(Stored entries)
— BEGIN —

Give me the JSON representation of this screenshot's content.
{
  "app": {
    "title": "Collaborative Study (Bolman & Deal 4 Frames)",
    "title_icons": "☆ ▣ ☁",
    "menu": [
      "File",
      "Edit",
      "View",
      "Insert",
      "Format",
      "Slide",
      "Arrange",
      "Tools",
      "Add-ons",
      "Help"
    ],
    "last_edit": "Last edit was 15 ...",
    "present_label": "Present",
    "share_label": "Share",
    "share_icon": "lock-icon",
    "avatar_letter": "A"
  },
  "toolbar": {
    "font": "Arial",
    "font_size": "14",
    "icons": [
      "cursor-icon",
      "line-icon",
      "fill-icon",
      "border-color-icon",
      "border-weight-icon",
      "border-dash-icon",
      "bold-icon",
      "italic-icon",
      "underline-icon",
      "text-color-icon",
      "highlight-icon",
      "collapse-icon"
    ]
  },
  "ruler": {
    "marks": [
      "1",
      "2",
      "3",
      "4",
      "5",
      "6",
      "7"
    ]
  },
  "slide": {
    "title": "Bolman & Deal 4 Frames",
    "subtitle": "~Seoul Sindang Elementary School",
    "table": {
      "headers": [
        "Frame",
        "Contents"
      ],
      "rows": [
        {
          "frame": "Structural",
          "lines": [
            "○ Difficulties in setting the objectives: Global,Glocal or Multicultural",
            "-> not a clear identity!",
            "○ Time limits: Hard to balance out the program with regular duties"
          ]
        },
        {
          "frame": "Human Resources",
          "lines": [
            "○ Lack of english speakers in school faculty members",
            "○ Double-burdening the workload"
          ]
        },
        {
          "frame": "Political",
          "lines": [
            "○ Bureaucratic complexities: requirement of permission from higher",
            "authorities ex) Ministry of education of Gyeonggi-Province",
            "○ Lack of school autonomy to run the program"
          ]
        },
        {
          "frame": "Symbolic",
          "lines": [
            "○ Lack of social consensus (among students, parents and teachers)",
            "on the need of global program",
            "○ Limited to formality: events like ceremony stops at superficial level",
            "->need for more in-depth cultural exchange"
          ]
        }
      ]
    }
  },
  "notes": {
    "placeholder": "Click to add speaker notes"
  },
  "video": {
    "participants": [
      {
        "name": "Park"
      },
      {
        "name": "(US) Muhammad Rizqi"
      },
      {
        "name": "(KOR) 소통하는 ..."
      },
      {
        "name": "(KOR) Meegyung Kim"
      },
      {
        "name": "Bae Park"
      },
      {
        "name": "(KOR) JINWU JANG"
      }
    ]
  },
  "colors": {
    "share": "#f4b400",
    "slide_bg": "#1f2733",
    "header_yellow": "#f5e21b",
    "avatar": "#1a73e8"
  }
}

— END —

Pull out the lines above in which the word "Deal" appears.

    "title": "Collaborative Study (Bolman & Deal 4 Frames)",
    "title": "Bolman & Deal 4 Frames",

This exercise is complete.